Task statement:
Scan the records for the string "sociálna"; copy each line where it occurs.
** BEGIN Extracted data **
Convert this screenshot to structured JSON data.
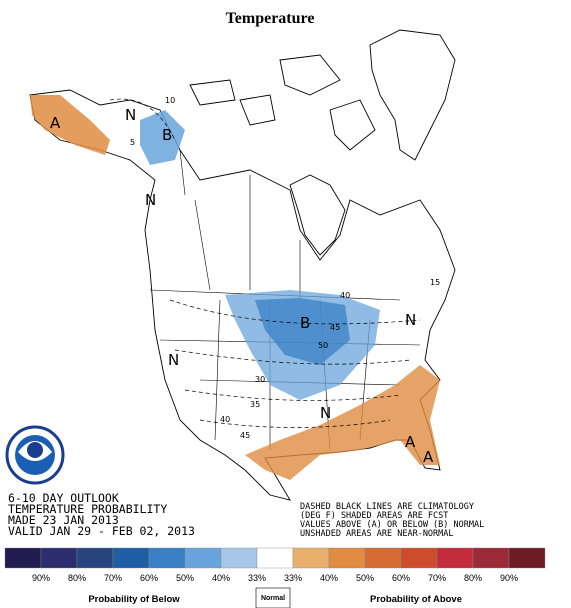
{
  "header": {
    "title": "Temperature"
  },
  "map": {
    "labels": [
      "A",
      "N",
      "B",
      "N",
      "B",
      "N",
      "N",
      "A",
      "N",
      "A"
    ],
    "contours": [
      "10",
      "5",
      "40",
      "45",
      "50",
      "30",
      "35",
      "40",
      "45",
      "15"
    ]
  },
  "outlook": {
    "lines": [
      "6-10 DAY OUTLOOK",
      "TEMPERATURE PROBABILITY",
      "MADE  23 JAN 2013",
      "VALID  JAN 29 - FEB 02, 2013"
    ]
  },
  "notes": {
    "lines": [
      "DASHED BLACK LINES ARE CLIMATOLOGY",
      "(DEG F) SHADED AREAS ARE FCST",
      "VALUES ABOVE (A) OR BELOW (B) NORMAL",
      "UNSHADED AREAS ARE NEAR-NORMAL"
    ]
  },
  "legend": {
    "colors": [
      "#221c50",
      "#2b2d6e",
      "#27447f",
      "#1f5ea4",
      "#3a80c4",
      "#6aa4dc",
      "#a7c7ea",
      "#ffffff",
      "#e8b06c",
      "#e08c42",
      "#d46c33",
      "#cd4c2b",
      "#c42c3c",
      "#9c2a36",
      "#6e1b24"
    ],
    "labels": [
      "90%",
      "80%",
      "70%",
      "60%",
      "50%",
      "40%",
      "33%",
      "33%",
      "40%",
      "50%",
      "60%",
      "70%",
      "80%",
      "90%"
    ],
    "below": "Probability of Below",
    "normal": "Normal",
    "above": "Probability of Above"
  }
}
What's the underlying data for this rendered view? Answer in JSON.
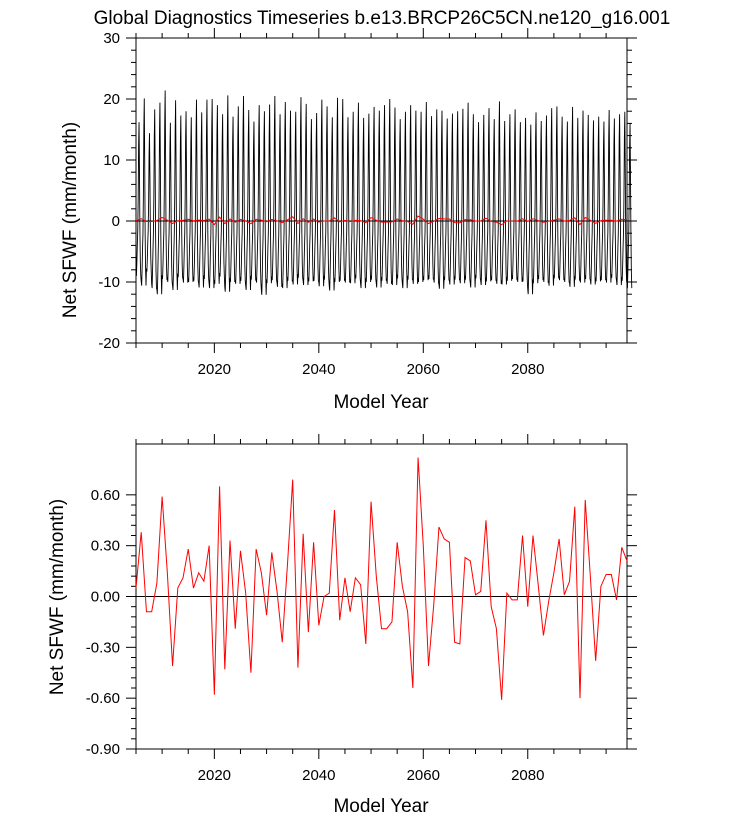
{
  "title": "Global Diagnostics Timeseries b.e13.BRCP26C5CN.ne120_g16.001",
  "chart_data": [
    {
      "type": "line",
      "xlabel": "Model Year",
      "ylabel": "Net SFWF (mm/month)",
      "xlim": [
        2005,
        2099
      ],
      "ylim": [
        -20,
        30
      ],
      "x_ticks": [
        2020,
        2040,
        2060,
        2080
      ],
      "y_ticks": [
        -20,
        -10,
        0,
        10,
        20,
        30
      ],
      "y_tick_labels": [
        "-20",
        "-10",
        "0",
        "10",
        "20",
        "30"
      ],
      "grid": false,
      "zero_line": true,
      "series": [
        {
          "color": "#000000",
          "style": "monthly seasonal cycle",
          "monthly_pattern": [
            -7.5,
            -8.0,
            -6.0,
            -3.5,
            -1.5,
            4.0,
            14.0,
            18.5,
            9.0,
            -1.5,
            -6.0,
            -8.0
          ],
          "annual_peak": [
            16.2,
            20.1,
            14.4,
            18.3,
            19.4,
            21.4,
            16.1,
            19.8,
            17.3,
            18.0,
            17.0,
            19.9,
            17.8,
            19.9,
            20.0,
            19.0,
            17.5,
            20.6,
            17.1,
            18.8,
            20.5,
            18.2,
            16.3,
            19.0,
            18.0,
            19.1,
            20.5,
            17.5,
            19.5,
            18.1,
            17.9,
            20.3,
            19.2,
            16.7,
            17.7,
            19.9,
            18.8,
            17.0,
            20.2,
            20.0,
            17.0,
            17.9,
            19.4,
            16.9,
            17.6,
            18.7,
            18.1,
            19.0,
            20.0,
            18.6,
            16.7,
            17.9,
            19.0,
            18.1,
            17.9,
            19.5,
            17.2,
            18.3,
            18.1,
            16.8,
            17.6,
            18.0,
            18.4,
            19.4,
            17.5,
            16.2,
            17.4,
            18.5,
            16.7,
            19.6,
            16.4,
            17.5,
            18.3,
            16.2,
            16.9,
            15.8,
            17.8,
            16.4,
            17.3,
            18.5,
            18.8,
            17.1,
            16.3,
            18.7,
            16.9,
            18.1,
            17.4,
            16.5,
            17.1,
            16.3,
            18.2,
            16.8,
            17.5,
            17.9,
            16.0
          ],
          "annual_trough": [
            -9.0,
            -10.6,
            -8.3,
            -11.0,
            -12.0,
            -9.5,
            -10.0,
            -11.3,
            -9.2,
            -10.1,
            -10.0,
            -9.8,
            -10.9,
            -9.5,
            -11.0,
            -10.3,
            -9.1,
            -11.6,
            -10.0,
            -10.3,
            -9.8,
            -11.3,
            -9.6,
            -10.1,
            -12.1,
            -10.2,
            -9.7,
            -10.8,
            -11.0,
            -9.8,
            -10.4,
            -9.3,
            -10.5,
            -9.9,
            -9.8,
            -10.7,
            -9.6,
            -11.4,
            -10.0,
            -9.8,
            -10.1,
            -10.2,
            -9.4,
            -11.0,
            -10.0,
            -9.6,
            -10.9,
            -9.8,
            -10.3,
            -10.5,
            -9.4,
            -11.0,
            -9.6,
            -10.3,
            -10.0,
            -9.7,
            -9.5,
            -10.1,
            -11.1,
            -9.7,
            -10.4,
            -9.6,
            -10.2,
            -9.6,
            -10.9,
            -9.4,
            -10.5,
            -9.9,
            -9.7,
            -10.3,
            -10.4,
            -9.8,
            -9.5,
            -10.0,
            -9.9,
            -12.0,
            -10.2,
            -9.5,
            -10.0,
            -10.6,
            -9.4,
            -9.7,
            -10.0,
            -10.8,
            -9.6,
            -10.1,
            -9.5,
            -10.4,
            -9.9,
            -9.7,
            -10.1,
            -9.3,
            -10.5,
            -9.8,
            -11.0
          ]
        },
        {
          "color": "#ff0000",
          "style": "annual mean",
          "source": "lower panel"
        }
      ]
    },
    {
      "type": "line",
      "xlabel": "Model Year",
      "ylabel": "Net SFWF (mm/month)",
      "xlim": [
        2005,
        2099
      ],
      "ylim": [
        -0.9,
        0.9
      ],
      "x_ticks": [
        2020,
        2040,
        2060,
        2080
      ],
      "y_ticks": [
        -0.9,
        -0.6,
        -0.3,
        0.0,
        0.3,
        0.6
      ],
      "y_tick_labels": [
        "-0.90",
        "-0.60",
        "-0.30",
        "0.00",
        "0.30",
        "0.60"
      ],
      "grid": false,
      "zero_line": true,
      "series": [
        {
          "color": "#ff0000",
          "x": [
            2005,
            2006,
            2007,
            2008,
            2009,
            2010,
            2011,
            2012,
            2013,
            2014,
            2015,
            2016,
            2017,
            2018,
            2019,
            2020,
            2021,
            2022,
            2023,
            2024,
            2025,
            2026,
            2027,
            2028,
            2029,
            2030,
            2031,
            2032,
            2033,
            2034,
            2035,
            2036,
            2037,
            2038,
            2039,
            2040,
            2041,
            2042,
            2043,
            2044,
            2045,
            2046,
            2047,
            2048,
            2049,
            2050,
            2051,
            2052,
            2053,
            2054,
            2055,
            2056,
            2057,
            2058,
            2059,
            2060,
            2061,
            2062,
            2063,
            2064,
            2065,
            2066,
            2067,
            2068,
            2069,
            2070,
            2071,
            2072,
            2073,
            2074,
            2075,
            2076,
            2077,
            2078,
            2079,
            2080,
            2081,
            2082,
            2083,
            2084,
            2085,
            2086,
            2087,
            2088,
            2089,
            2090,
            2091,
            2092,
            2093,
            2094,
            2095,
            2096,
            2097,
            2098,
            2099
          ],
          "values": [
            0.05,
            0.38,
            -0.09,
            -0.09,
            0.08,
            0.59,
            0.14,
            -0.41,
            0.05,
            0.11,
            0.28,
            0.05,
            0.14,
            0.09,
            0.3,
            -0.58,
            0.65,
            -0.43,
            0.33,
            -0.19,
            0.27,
            0.02,
            -0.45,
            0.28,
            0.14,
            -0.11,
            0.26,
            0.03,
            -0.27,
            0.19,
            0.69,
            -0.42,
            0.37,
            -0.21,
            0.32,
            -0.17,
            0.0,
            0.02,
            0.51,
            -0.14,
            0.11,
            -0.09,
            0.11,
            0.07,
            -0.28,
            0.56,
            0.12,
            -0.19,
            -0.19,
            -0.15,
            0.32,
            0.06,
            -0.09,
            -0.54,
            0.82,
            0.3,
            -0.41,
            -0.05,
            0.41,
            0.34,
            0.32,
            -0.27,
            -0.28,
            0.23,
            0.21,
            0.01,
            0.03,
            0.45,
            -0.06,
            -0.19,
            -0.61,
            0.02,
            -0.02,
            -0.02,
            0.36,
            -0.06,
            0.36,
            0.07,
            -0.23,
            -0.03,
            0.14,
            0.34,
            0.01,
            0.09,
            0.53,
            -0.6,
            0.57,
            0.11,
            -0.38,
            0.06,
            0.13,
            0.13,
            -0.02,
            0.29,
            0.21
          ]
        }
      ]
    }
  ]
}
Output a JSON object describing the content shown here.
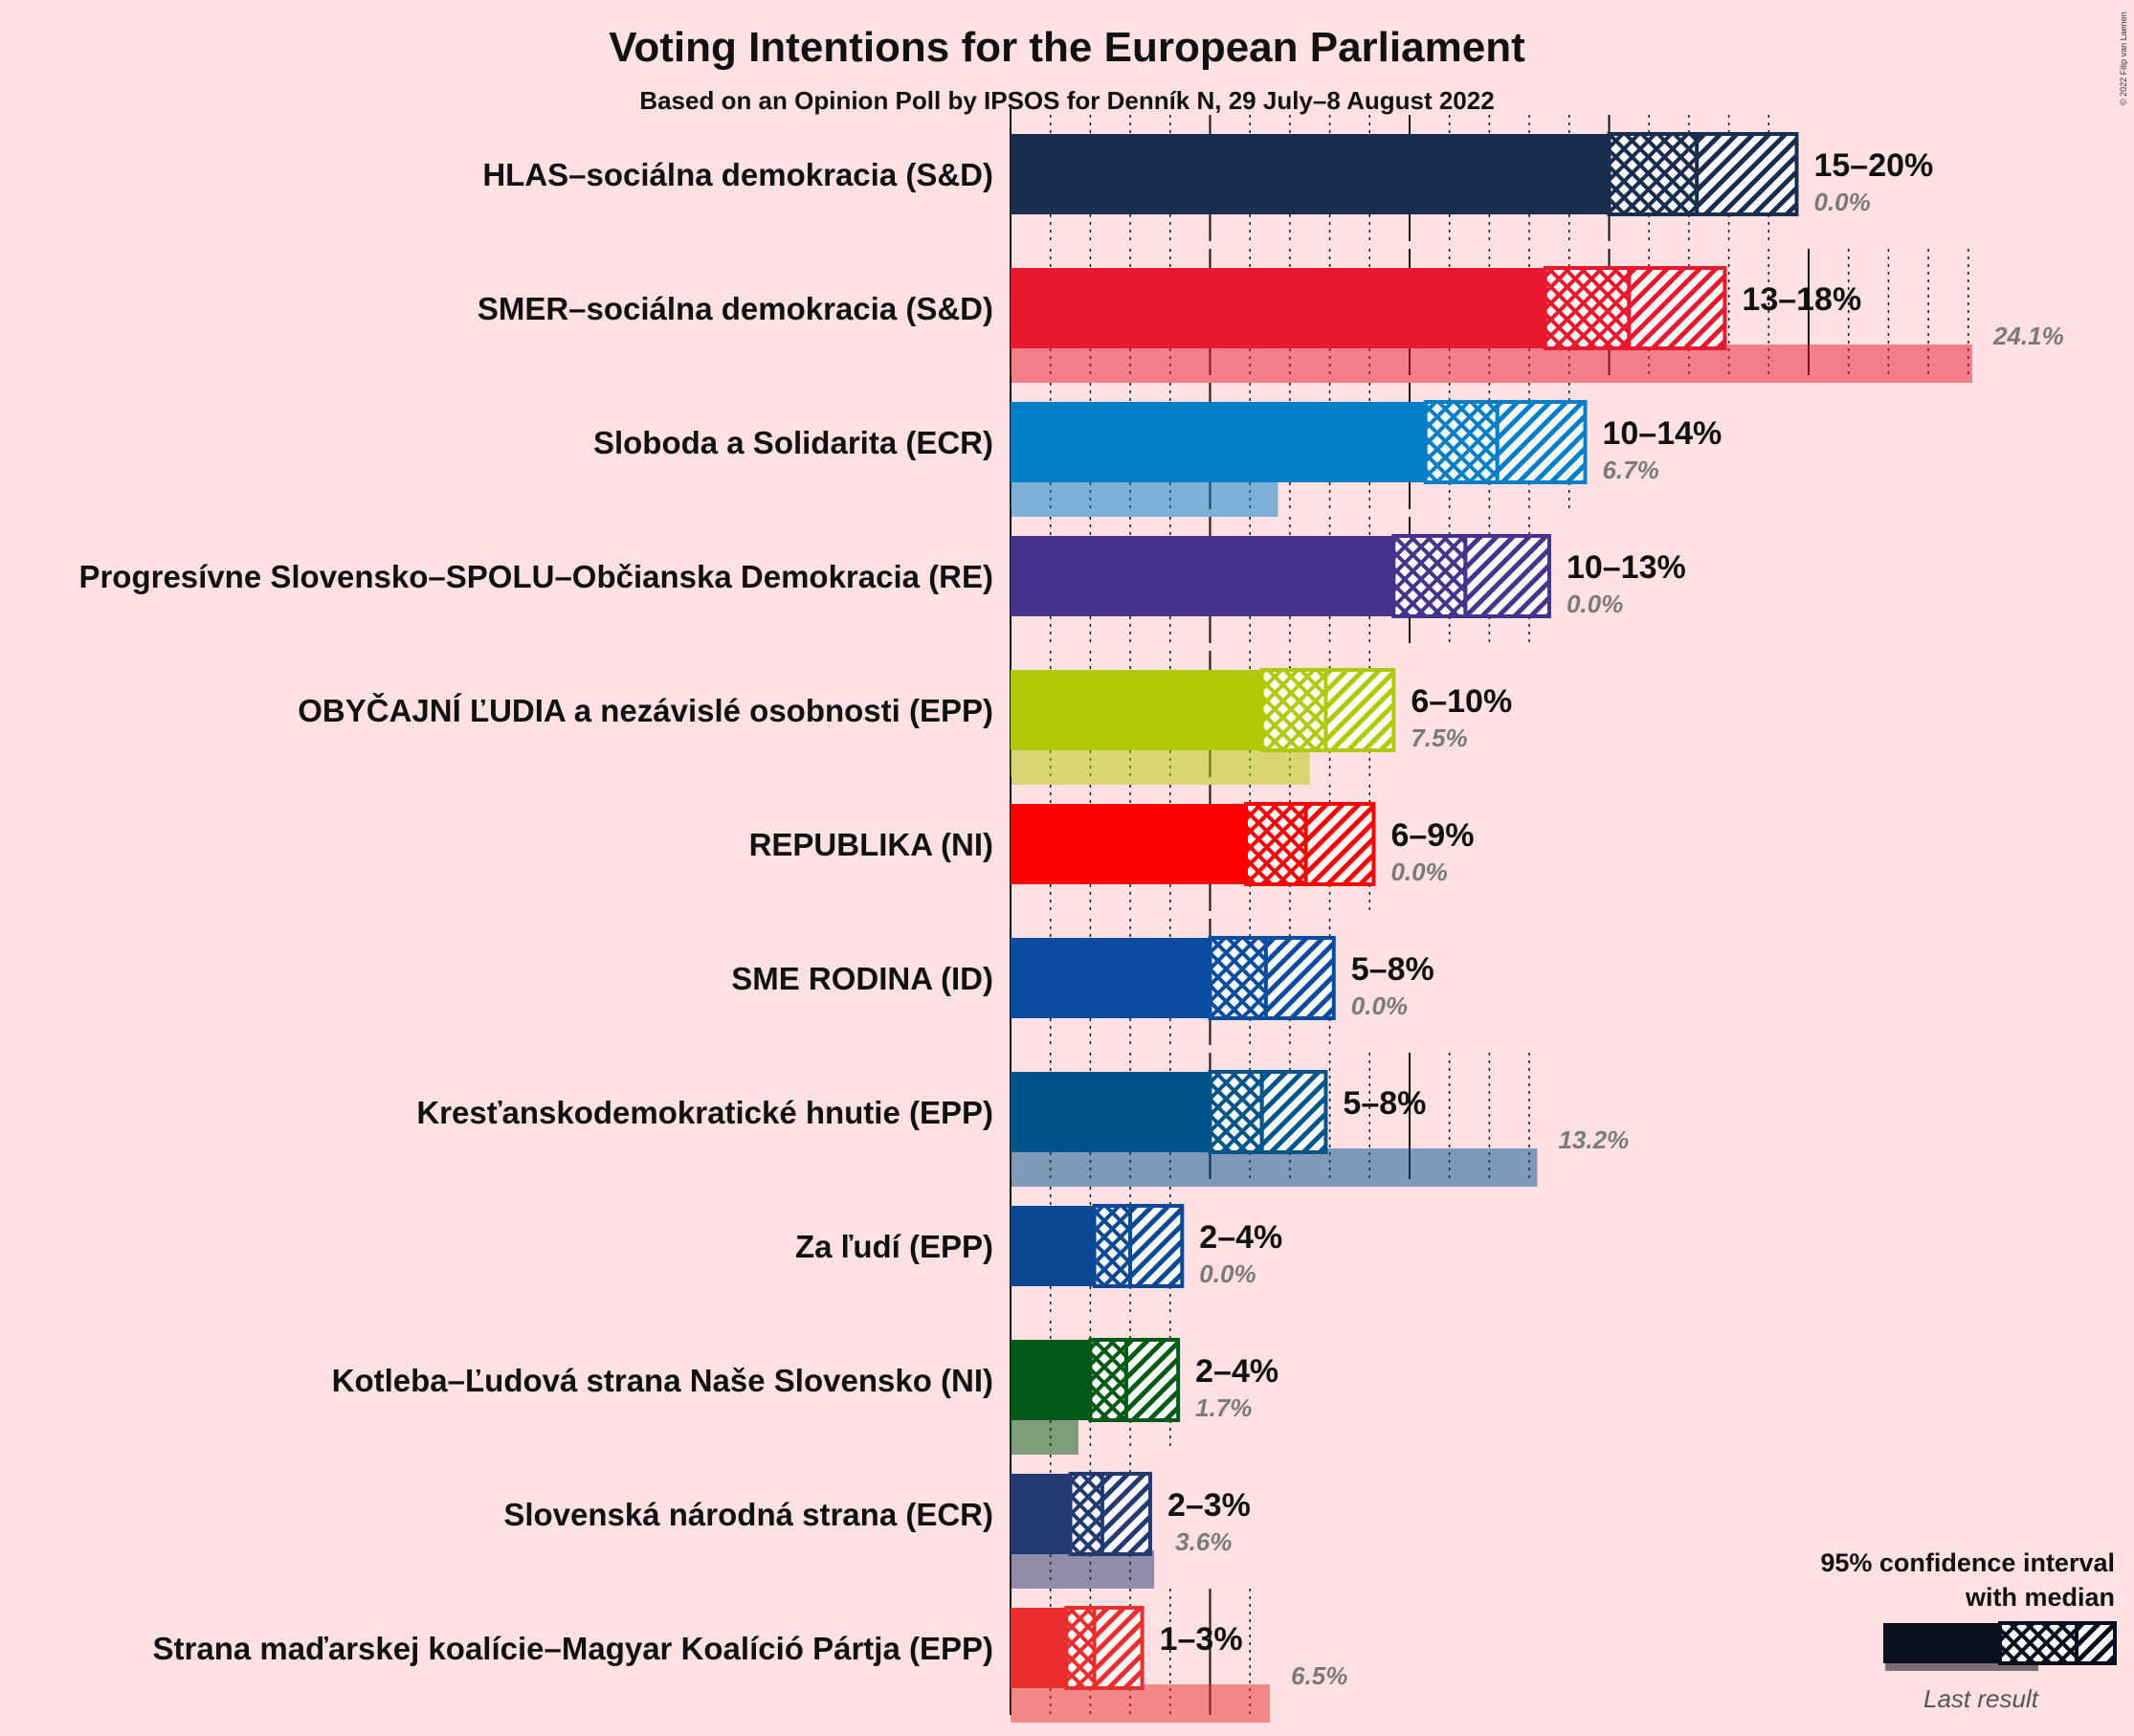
{
  "chart_data": {
    "type": "bar",
    "title": "Voting Intentions for the European Parliament",
    "subtitle": "Based on an Opinion Poll by IPSOS for Denník N, 29 July–8 August 2022",
    "xlim": [
      0,
      28
    ],
    "grid": true,
    "legend_position": "bottom-right",
    "parties": [
      {
        "name": "HLAS–sociálna demokracia (S&D)",
        "color": "#1B2D4F",
        "low": 15.0,
        "median": 17.2,
        "high": 19.7,
        "range_label": "15–20%",
        "last_result": 0.0,
        "last_label": "0.0%"
      },
      {
        "name": "SMER–sociálna demokracia (S&D)",
        "color": "#E8192E",
        "low": 13.4,
        "median": 15.5,
        "high": 17.9,
        "range_label": "13–18%",
        "last_result": 24.1,
        "last_label": "24.1%"
      },
      {
        "name": "Sloboda a Solidarita (ECR)",
        "color": "#007FC8",
        "low": 10.4,
        "median": 12.2,
        "high": 14.4,
        "range_label": "10–14%",
        "last_result": 6.7,
        "last_label": "6.7%"
      },
      {
        "name": "Progresívne Slovensko–SPOLU–Občianska Demokracia (RE)",
        "color": "#44348D",
        "low": 9.6,
        "median": 11.4,
        "high": 13.5,
        "range_label": "10–13%",
        "last_result": 0.0,
        "last_label": "0.0%"
      },
      {
        "name": "OBYČAJNÍ ĽUDIA a nezávislé osobnosti (EPP)",
        "color": "#AFCA05",
        "low": 6.3,
        "median": 7.9,
        "high": 9.6,
        "range_label": "6–10%",
        "last_result": 7.5,
        "last_label": "7.5%"
      },
      {
        "name": "REPUBLIKA (NI)",
        "color": "#FA0000",
        "low": 5.9,
        "median": 7.4,
        "high": 9.1,
        "range_label": "6–9%",
        "last_result": 0.0,
        "last_label": "0.0%"
      },
      {
        "name": "SME RODINA (ID)",
        "color": "#0C4CA0",
        "low": 5.0,
        "median": 6.4,
        "high": 8.1,
        "range_label": "5–8%",
        "last_result": 0.0,
        "last_label": "0.0%"
      },
      {
        "name": "Kresťanskodemokratické hnutie (EPP)",
        "color": "#005489",
        "low": 5.0,
        "median": 6.3,
        "high": 7.9,
        "range_label": "5–8%",
        "last_result": 13.2,
        "last_label": "13.2%"
      },
      {
        "name": "Za ľudí (EPP)",
        "color": "#0B4994",
        "low": 2.1,
        "median": 3.0,
        "high": 4.3,
        "range_label": "2–4%",
        "last_result": 0.0,
        "last_label": "0.0%"
      },
      {
        "name": "Kotleba–Ľudová strana Naše Slovensko (NI)",
        "color": "#005916",
        "low": 2.0,
        "median": 2.9,
        "high": 4.2,
        "range_label": "2–4%",
        "last_result": 1.7,
        "last_label": "1.7%"
      },
      {
        "name": "Slovenská národná strana (ECR)",
        "color": "#243871",
        "low": 1.5,
        "median": 2.3,
        "high": 3.5,
        "range_label": "2–3%",
        "last_result": 3.6,
        "last_label": "3.6%"
      },
      {
        "name": "Strana maďarskej koalície–Magyar Koalíció Pártja (EPP)",
        "color": "#E92E2E",
        "low": 1.4,
        "median": 2.1,
        "high": 3.3,
        "range_label": "1–3%",
        "last_result": 6.5,
        "last_label": "6.5%"
      }
    ]
  },
  "legend": {
    "title_line1": "95% confidence interval",
    "title_line2": "with median",
    "last_result_label": "Last result",
    "swatch_color": "#0A0F1E"
  },
  "copyright": "© 2022 Filip van Laenen"
}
** END Extracted data **
Worked solution:
        "name": "HLAS–sociálna demokracia (S&D)",
        "name": "SMER–sociálna demokracia (S&D)",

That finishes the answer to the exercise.